The input:
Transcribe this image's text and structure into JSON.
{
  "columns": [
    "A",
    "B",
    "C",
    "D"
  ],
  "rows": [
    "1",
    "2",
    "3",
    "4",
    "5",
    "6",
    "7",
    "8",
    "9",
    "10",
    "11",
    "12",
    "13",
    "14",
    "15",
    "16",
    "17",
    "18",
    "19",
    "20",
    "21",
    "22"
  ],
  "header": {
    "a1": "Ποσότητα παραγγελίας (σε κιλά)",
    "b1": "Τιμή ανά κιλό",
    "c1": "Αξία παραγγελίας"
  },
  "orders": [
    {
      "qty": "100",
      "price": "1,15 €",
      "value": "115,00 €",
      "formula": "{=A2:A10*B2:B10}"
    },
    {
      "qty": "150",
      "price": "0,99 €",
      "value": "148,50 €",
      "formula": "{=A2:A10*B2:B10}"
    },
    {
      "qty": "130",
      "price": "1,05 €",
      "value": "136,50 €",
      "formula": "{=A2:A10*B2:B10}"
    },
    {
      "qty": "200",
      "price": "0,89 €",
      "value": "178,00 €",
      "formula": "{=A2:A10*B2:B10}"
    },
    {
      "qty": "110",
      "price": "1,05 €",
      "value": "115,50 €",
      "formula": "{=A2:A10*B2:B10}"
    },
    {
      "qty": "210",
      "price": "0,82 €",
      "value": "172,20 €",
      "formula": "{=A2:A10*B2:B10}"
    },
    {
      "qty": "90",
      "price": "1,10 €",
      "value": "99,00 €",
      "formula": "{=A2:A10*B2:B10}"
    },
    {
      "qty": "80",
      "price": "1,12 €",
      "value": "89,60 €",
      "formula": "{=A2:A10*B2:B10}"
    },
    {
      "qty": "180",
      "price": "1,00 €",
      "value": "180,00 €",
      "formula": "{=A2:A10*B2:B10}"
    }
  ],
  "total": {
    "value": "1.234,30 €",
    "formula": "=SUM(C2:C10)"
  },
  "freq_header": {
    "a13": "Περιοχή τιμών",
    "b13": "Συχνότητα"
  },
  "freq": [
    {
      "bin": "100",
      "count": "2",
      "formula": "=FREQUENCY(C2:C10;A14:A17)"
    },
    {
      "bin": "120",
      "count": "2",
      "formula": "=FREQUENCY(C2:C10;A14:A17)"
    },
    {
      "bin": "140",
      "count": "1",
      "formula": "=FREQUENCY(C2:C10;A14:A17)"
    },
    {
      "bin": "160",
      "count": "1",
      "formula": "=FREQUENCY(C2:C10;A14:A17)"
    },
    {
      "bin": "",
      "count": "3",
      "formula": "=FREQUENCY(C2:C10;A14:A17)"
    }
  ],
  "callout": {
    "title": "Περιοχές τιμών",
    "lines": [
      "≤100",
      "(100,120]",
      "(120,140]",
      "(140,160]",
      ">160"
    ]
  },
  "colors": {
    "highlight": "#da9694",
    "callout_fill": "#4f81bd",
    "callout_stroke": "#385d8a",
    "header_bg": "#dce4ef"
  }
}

Set exercise: Please restate the whole listing word for word.

Exercise result:
Transcribe this image's text and structure into JSON.
{
  "columns": [
    "A",
    "B",
    "C",
    "D"
  ],
  "rows": [
    "1",
    "2",
    "3",
    "4",
    "5",
    "6",
    "7",
    "8",
    "9",
    "10",
    "11",
    "12",
    "13",
    "14",
    "15",
    "16",
    "17",
    "18",
    "19",
    "20",
    "21",
    "22"
  ],
  "header": {
    "a1": "Ποσότητα παραγγελίας (σε κιλά)",
    "b1": "Τιμή ανά κιλό",
    "c1": "Αξία παραγγελίας"
  },
  "orders": [
    {
      "qty": "100",
      "price": "1,15 €",
      "value": "115,00 €",
      "formula": "{=A2:A10*B2:B10}"
    },
    {
      "qty": "150",
      "price": "0,99 €",
      "value": "148,50 €",
      "formula": "{=A2:A10*B2:B10}"
    },
    {
      "qty": "130",
      "price": "1,05 €",
      "value": "136,50 €",
      "formula": "{=A2:A10*B2:B10}"
    },
    {
      "qty": "200",
      "price": "0,89 €",
      "value": "178,00 €",
      "formula": "{=A2:A10*B2:B10}"
    },
    {
      "qty": "110",
      "price": "1,05 €",
      "value": "115,50 €",
      "formula": "{=A2:A10*B2:B10}"
    },
    {
      "qty": "210",
      "price": "0,82 €",
      "value": "172,20 €",
      "formula": "{=A2:A10*B2:B10}"
    },
    {
      "qty": "90",
      "price": "1,10 €",
      "value": "99,00 €",
      "formula": "{=A2:A10*B2:B10}"
    },
    {
      "qty": "80",
      "price": "1,12 €",
      "value": "89,60 €",
      "formula": "{=A2:A10*B2:B10}"
    },
    {
      "qty": "180",
      "price": "1,00 €",
      "value": "180,00 €",
      "formula": "{=A2:A10*B2:B10}"
    }
  ],
  "total": {
    "value": "1.234,30 €",
    "formula": "=SUM(C2:C10)"
  },
  "freq_header": {
    "a13": "Περιοχή τιμών",
    "b13": "Συχνότητα"
  },
  "freq": [
    {
      "bin": "100",
      "count": "2",
      "formula": "=FREQUENCY(C2:C10;A14:A17)"
    },
    {
      "bin": "120",
      "count": "2",
      "formula": "=FREQUENCY(C2:C10;A14:A17)"
    },
    {
      "bin": "140",
      "count": "1",
      "formula": "=FREQUENCY(C2:C10;A14:A17)"
    },
    {
      "bin": "160",
      "count": "1",
      "formula": "=FREQUENCY(C2:C10;A14:A17)"
    },
    {
      "bin": "",
      "count": "3",
      "formula": "=FREQUENCY(C2:C10;A14:A17)"
    }
  ],
  "callout": {
    "title": "Περιοχές τιμών",
    "lines": [
      "≤100",
      "(100,120]",
      "(120,140]",
      "(140,160]",
      ">160"
    ]
  },
  "colors": {
    "highlight": "#da9694",
    "callout_fill": "#4f81bd",
    "callout_stroke": "#385d8a",
    "header_bg": "#dce4ef"
  }
}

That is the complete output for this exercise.